* BEGIN Raw data *

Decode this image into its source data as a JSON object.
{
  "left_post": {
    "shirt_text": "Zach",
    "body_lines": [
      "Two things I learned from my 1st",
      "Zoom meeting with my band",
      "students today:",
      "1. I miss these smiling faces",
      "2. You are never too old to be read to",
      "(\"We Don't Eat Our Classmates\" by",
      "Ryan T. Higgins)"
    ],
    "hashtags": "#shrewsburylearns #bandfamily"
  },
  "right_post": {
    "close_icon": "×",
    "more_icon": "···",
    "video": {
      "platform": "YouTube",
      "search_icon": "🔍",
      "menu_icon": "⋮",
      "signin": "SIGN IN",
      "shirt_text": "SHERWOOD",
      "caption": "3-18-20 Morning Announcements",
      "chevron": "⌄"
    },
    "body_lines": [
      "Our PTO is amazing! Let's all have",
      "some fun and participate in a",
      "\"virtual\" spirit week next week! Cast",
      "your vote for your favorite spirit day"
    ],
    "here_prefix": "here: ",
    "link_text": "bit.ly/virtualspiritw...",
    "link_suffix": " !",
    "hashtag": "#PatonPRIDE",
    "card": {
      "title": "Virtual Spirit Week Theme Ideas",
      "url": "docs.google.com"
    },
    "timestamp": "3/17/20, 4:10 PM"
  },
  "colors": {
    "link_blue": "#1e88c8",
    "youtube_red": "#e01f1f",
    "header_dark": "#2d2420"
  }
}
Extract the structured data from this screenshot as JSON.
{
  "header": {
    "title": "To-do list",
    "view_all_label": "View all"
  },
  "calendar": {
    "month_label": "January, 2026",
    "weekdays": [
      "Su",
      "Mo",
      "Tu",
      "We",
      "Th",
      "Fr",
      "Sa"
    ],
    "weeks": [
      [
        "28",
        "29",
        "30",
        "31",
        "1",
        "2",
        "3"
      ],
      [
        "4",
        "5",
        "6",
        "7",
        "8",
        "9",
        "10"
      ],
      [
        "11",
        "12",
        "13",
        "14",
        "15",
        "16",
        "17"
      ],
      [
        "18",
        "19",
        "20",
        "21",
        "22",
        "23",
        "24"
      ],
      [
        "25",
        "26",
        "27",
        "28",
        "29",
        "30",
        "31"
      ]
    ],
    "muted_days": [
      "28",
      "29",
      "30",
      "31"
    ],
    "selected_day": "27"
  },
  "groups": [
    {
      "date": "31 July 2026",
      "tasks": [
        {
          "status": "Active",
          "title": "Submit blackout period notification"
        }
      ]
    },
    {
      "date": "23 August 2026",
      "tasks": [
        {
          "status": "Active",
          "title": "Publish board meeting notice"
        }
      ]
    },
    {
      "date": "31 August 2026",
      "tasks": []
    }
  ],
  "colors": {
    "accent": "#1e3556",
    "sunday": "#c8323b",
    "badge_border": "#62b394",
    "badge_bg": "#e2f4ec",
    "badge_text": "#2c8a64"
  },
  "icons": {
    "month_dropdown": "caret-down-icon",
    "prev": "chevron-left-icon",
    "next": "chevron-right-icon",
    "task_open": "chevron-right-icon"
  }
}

* END Raw data *

- [Aim]: Give all the records again. Match them exactly.

- [Problem solution]:
Decode this image into its source data as a JSON object.
{
  "left_post": {
    "shirt_text": "Zach",
    "body_lines": [
      "Two things I learned from my 1st",
      "Zoom meeting with my band",
      "students today:",
      "1. I miss these smiling faces",
      "2. You are never too old to be read to",
      "(\"We Don't Eat Our Classmates\" by",
      "Ryan T. Higgins)"
    ],
    "hashtags": "#shrewsburylearns #bandfamily"
  },
  "right_post": {
    "close_icon": "×",
    "more_icon": "···",
    "video": {
      "platform": "YouTube",
      "search_icon": "🔍",
      "menu_icon": "⋮",
      "signin": "SIGN IN",
      "shirt_text": "SHERWOOD",
      "caption": "3-18-20 Morning Announcements",
      "chevron": "⌄"
    },
    "body_lines": [
      "Our PTO is amazing! Let's all have",
      "some fun and participate in a",
      "\"virtual\" spirit week next week! Cast",
      "your vote for your favorite spirit day"
    ],
    "here_prefix": "here: ",
    "link_text": "bit.ly/virtualspiritw...",
    "link_suffix": " !",
    "hashtag": "#PatonPRIDE",
    "card": {
      "title": "Virtual Spirit Week Theme Ideas",
      "url": "docs.google.com"
    },
    "timestamp": "3/17/20, 4:10 PM"
  },
  "colors": {
    "link_blue": "#1e88c8",
    "youtube_red": "#e01f1f",
    "header_dark": "#2d2420"
  }
}
Extract the structured data from this screenshot as JSON.
{
  "header": {
    "title": "To-do list",
    "view_all_label": "View all"
  },
  "calendar": {
    "month_label": "January, 2026",
    "weekdays": [
      "Su",
      "Mo",
      "Tu",
      "We",
      "Th",
      "Fr",
      "Sa"
    ],
    "weeks": [
      [
        "28",
        "29",
        "30",
        "31",
        "1",
        "2",
        "3"
      ],
      [
        "4",
        "5",
        "6",
        "7",
        "8",
        "9",
        "10"
      ],
      [
        "11",
        "12",
        "13",
        "14",
        "15",
        "16",
        "17"
      ],
      [
        "18",
        "19",
        "20",
        "21",
        "22",
        "23",
        "24"
      ],
      [
        "25",
        "26",
        "27",
        "28",
        "29",
        "30",
        "31"
      ]
    ],
    "muted_days": [
      "28",
      "29",
      "30",
      "31"
    ],
    "selected_day": "27"
  },
  "groups": [
    {
      "date": "31 July 2026",
      "tasks": [
        {
          "status": "Active",
          "title": "Submit blackout period notification"
        }
      ]
    },
    {
      "date": "23 August 2026",
      "tasks": [
        {
          "status": "Active",
          "title": "Publish board meeting notice"
        }
      ]
    },
    {
      "date": "31 August 2026",
      "tasks": []
    }
  ],
  "colors": {
    "accent": "#1e3556",
    "sunday": "#c8323b",
    "badge_border": "#62b394",
    "badge_bg": "#e2f4ec",
    "badge_text": "#2c8a64"
  },
  "icons": {
    "month_dropdown": "caret-down-icon",
    "prev": "chevron-left-icon",
    "next": "chevron-right-icon",
    "task_open": "chevron-right-icon"
  }
}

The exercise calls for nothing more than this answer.